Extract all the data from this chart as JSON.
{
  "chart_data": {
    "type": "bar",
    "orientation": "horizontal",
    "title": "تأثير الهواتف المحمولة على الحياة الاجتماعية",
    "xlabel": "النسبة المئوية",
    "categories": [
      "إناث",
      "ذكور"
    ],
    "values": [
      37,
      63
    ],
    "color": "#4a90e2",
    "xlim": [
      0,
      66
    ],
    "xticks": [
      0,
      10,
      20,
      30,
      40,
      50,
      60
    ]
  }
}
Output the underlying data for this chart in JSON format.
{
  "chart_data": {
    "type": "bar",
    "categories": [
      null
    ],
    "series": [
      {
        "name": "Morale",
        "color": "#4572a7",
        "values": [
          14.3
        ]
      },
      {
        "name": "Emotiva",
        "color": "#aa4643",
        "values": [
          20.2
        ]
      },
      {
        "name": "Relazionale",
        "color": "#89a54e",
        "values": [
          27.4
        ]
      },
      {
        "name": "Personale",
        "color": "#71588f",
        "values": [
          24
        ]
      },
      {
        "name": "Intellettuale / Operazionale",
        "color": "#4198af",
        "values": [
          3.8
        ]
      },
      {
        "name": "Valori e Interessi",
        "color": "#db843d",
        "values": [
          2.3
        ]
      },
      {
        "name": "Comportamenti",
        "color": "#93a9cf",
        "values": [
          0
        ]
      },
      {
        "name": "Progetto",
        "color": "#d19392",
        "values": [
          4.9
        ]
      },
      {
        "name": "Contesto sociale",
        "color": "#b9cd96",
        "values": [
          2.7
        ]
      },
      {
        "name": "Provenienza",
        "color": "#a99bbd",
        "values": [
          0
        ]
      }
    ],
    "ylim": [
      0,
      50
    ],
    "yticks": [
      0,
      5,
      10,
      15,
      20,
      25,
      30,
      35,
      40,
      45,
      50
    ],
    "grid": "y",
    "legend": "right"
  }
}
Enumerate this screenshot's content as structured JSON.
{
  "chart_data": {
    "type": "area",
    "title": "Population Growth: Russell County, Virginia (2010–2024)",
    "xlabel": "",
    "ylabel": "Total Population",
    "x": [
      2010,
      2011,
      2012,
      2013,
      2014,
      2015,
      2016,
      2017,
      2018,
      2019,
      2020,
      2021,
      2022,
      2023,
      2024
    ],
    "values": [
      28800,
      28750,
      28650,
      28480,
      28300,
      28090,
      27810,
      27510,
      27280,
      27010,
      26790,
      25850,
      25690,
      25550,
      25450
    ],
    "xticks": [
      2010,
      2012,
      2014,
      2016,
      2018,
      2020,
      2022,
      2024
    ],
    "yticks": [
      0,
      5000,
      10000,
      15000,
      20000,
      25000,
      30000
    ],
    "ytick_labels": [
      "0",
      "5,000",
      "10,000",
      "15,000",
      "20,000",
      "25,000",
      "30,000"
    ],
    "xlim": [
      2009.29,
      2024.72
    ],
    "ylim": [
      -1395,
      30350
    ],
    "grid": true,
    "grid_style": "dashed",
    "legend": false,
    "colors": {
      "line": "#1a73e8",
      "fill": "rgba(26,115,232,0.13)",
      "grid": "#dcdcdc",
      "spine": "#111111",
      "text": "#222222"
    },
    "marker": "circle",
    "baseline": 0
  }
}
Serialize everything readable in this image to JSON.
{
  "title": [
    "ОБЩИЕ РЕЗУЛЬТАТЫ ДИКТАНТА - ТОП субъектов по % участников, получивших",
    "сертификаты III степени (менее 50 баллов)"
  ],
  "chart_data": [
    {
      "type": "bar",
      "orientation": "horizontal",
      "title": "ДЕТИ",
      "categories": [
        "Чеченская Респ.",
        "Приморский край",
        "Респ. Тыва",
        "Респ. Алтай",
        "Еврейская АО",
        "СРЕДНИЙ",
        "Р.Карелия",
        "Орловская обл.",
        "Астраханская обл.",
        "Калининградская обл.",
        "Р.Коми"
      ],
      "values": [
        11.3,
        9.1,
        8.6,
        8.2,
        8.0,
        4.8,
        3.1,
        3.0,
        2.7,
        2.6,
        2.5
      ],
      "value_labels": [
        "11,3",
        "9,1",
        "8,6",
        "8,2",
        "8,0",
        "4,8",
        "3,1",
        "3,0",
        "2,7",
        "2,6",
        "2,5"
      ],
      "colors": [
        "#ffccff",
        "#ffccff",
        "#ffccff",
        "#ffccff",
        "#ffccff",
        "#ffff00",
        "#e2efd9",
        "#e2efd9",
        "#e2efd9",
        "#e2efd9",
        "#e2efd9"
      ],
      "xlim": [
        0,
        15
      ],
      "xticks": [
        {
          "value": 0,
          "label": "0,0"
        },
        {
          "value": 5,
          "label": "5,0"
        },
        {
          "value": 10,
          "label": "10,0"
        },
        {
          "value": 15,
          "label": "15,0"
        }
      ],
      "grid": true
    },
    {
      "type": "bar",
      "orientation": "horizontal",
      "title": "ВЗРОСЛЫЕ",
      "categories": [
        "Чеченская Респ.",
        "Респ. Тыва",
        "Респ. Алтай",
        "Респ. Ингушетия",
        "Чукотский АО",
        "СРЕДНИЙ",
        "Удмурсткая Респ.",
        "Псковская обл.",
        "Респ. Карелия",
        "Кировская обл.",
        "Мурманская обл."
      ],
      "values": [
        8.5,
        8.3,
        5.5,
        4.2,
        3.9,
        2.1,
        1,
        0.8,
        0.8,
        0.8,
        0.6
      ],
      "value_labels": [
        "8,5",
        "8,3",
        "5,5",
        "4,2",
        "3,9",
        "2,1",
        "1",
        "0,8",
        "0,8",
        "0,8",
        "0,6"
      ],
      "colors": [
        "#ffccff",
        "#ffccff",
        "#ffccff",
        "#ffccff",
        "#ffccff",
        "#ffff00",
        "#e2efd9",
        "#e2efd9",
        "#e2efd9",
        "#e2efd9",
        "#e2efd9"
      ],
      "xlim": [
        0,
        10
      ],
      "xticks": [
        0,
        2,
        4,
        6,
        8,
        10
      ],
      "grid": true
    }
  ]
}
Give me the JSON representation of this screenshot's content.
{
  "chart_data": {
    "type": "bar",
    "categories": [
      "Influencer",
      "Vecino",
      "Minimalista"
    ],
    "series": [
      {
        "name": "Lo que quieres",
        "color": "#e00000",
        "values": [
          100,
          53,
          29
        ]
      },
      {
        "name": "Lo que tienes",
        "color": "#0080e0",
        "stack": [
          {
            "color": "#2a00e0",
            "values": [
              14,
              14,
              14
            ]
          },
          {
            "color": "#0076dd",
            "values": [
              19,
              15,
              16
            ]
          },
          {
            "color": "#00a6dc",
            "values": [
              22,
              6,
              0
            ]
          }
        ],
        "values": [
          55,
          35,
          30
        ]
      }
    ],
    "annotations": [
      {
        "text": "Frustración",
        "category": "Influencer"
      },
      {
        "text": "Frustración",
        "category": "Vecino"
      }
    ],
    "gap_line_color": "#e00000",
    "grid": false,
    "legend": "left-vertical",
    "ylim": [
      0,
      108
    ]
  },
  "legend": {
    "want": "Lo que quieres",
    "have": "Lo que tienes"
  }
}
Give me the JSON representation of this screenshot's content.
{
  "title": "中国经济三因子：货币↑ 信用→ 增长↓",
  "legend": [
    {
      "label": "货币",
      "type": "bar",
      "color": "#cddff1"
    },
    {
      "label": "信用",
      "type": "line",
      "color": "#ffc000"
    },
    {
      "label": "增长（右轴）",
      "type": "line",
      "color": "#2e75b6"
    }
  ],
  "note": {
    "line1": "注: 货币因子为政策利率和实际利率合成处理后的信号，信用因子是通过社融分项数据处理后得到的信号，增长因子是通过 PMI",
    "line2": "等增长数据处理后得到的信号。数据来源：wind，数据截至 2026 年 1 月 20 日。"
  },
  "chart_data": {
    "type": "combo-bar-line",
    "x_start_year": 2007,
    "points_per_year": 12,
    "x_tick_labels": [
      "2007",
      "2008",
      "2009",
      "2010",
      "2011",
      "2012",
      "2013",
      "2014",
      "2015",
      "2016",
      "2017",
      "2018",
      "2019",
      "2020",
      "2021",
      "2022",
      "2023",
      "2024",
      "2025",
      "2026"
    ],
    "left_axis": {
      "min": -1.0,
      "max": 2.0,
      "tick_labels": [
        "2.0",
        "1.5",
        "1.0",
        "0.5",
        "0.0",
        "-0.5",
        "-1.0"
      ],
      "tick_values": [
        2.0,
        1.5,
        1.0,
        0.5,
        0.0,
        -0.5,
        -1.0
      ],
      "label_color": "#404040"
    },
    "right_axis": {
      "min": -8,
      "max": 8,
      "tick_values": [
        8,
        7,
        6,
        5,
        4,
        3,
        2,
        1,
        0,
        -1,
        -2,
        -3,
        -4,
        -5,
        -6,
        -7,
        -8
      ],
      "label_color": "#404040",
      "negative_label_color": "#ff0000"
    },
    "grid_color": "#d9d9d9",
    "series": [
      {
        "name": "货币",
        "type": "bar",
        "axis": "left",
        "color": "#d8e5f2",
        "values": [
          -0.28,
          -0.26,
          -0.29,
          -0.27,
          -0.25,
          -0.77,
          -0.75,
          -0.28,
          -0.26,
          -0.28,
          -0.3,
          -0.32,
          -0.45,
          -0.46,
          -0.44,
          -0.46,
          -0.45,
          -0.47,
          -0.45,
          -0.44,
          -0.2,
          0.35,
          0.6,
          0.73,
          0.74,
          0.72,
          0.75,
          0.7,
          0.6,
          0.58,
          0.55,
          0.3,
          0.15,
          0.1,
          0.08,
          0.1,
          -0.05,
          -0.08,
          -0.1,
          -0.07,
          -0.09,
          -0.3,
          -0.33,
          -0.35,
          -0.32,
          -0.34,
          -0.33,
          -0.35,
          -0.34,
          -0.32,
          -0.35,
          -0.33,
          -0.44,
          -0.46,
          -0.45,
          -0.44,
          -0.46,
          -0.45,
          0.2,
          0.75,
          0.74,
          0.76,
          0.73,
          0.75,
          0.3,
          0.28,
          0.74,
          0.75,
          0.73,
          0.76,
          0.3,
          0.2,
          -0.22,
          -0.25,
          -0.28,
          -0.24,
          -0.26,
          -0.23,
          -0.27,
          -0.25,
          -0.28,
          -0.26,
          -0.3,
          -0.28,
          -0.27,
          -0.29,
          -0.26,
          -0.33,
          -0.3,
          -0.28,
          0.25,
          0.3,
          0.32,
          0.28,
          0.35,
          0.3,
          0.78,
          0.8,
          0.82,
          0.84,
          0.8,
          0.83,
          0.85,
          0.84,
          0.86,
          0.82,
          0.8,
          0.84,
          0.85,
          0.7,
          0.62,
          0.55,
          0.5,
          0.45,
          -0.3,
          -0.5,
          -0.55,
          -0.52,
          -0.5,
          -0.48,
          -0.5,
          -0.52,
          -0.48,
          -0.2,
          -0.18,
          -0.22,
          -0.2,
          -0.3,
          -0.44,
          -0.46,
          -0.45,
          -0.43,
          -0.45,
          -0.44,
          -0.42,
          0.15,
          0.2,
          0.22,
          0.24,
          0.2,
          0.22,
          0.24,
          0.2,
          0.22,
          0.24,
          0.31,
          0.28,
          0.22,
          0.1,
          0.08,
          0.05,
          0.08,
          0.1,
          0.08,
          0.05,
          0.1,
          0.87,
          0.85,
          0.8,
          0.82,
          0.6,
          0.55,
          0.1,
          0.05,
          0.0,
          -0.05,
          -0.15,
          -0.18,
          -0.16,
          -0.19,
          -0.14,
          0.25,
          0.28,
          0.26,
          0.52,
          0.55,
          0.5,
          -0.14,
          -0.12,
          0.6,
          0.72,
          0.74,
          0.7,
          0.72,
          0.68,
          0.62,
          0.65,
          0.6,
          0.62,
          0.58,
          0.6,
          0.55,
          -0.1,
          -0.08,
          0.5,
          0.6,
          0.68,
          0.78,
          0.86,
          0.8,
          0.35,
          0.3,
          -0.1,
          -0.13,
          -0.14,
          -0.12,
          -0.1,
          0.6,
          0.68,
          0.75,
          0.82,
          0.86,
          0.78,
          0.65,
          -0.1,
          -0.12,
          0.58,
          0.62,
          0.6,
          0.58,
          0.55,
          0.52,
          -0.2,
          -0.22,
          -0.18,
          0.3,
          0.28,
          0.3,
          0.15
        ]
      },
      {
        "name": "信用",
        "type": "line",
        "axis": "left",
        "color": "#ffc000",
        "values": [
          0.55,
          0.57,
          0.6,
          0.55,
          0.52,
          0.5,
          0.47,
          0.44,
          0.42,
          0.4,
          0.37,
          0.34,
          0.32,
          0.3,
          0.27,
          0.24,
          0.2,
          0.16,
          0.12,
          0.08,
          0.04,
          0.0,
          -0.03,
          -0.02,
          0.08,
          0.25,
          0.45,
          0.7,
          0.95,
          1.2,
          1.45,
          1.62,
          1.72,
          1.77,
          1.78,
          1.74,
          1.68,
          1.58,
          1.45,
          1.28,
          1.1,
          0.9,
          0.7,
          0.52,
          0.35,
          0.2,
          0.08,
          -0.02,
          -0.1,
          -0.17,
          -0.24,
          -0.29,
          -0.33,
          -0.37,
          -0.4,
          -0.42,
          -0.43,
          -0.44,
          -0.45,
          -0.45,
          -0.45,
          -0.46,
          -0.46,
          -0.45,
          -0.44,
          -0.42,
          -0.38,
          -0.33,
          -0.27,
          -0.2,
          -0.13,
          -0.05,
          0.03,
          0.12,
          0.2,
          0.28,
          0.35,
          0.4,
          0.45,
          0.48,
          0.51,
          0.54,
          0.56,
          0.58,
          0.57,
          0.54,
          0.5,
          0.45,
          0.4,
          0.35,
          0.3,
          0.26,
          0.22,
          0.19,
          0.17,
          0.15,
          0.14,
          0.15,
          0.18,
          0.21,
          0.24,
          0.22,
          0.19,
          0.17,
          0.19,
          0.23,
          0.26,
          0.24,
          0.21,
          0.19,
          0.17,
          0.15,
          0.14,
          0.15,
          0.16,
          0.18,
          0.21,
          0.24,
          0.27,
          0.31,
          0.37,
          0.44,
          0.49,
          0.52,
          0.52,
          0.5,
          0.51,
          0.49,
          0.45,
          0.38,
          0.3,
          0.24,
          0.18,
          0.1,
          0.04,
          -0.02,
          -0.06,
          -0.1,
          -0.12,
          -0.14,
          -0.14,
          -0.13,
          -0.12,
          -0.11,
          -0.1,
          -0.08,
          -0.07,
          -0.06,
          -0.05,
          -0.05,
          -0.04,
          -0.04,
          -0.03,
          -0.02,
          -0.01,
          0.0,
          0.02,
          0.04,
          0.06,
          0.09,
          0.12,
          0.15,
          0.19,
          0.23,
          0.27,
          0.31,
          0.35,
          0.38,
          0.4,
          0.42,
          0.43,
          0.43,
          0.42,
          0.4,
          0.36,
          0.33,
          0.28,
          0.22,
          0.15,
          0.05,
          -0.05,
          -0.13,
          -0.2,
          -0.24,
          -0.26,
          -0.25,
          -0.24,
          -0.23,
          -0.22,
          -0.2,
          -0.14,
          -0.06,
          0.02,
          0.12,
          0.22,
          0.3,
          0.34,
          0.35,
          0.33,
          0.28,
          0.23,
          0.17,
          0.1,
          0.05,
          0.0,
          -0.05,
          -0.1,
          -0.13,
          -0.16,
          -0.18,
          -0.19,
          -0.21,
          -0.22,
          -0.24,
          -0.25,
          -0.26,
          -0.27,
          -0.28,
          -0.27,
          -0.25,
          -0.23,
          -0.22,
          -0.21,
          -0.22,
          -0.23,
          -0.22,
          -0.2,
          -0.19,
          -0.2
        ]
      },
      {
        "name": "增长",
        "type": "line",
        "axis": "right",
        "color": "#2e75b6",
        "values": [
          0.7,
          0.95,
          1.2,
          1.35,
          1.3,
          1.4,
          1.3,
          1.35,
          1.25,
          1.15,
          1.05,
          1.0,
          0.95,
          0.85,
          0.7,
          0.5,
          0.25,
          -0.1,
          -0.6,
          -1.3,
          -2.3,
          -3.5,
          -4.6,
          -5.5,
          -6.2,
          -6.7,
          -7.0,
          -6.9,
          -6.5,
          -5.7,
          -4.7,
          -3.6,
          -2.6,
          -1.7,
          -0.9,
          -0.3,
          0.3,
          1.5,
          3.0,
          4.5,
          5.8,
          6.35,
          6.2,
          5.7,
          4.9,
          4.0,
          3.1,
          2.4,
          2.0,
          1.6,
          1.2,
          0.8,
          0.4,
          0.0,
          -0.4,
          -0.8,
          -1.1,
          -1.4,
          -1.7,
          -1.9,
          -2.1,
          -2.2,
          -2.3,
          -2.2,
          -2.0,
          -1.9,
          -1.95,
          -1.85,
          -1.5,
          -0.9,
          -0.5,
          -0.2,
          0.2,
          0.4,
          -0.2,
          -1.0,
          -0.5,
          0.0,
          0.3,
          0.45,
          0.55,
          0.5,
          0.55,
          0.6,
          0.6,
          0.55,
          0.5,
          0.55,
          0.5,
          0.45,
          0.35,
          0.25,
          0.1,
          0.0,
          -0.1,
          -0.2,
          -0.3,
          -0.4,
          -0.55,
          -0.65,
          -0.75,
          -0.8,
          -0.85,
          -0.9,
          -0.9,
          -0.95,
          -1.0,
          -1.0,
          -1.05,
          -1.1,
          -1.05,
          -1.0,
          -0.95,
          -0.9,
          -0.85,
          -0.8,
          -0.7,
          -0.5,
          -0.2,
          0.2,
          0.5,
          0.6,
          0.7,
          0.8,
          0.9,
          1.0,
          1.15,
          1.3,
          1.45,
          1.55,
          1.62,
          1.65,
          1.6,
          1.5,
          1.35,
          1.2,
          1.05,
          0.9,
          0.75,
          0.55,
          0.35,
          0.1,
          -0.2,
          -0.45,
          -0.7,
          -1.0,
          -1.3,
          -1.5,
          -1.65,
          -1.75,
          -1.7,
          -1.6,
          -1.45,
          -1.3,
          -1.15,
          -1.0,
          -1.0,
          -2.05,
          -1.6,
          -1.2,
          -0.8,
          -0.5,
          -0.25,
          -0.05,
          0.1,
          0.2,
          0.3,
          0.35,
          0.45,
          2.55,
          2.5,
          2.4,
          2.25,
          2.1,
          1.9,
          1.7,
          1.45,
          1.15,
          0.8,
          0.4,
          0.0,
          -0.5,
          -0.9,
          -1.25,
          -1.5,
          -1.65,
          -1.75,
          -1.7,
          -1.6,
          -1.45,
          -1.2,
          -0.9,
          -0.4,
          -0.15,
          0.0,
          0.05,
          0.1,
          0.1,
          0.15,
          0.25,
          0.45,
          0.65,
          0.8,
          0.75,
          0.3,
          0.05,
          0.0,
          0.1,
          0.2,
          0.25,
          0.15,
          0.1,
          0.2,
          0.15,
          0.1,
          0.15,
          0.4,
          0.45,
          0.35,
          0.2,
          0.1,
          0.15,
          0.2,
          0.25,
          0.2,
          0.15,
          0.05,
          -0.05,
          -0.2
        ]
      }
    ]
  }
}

■ **Written task**
Work out how many lines of the listing above include the word "JSON". Reply with nothing but the count.

■ **Task solution**
6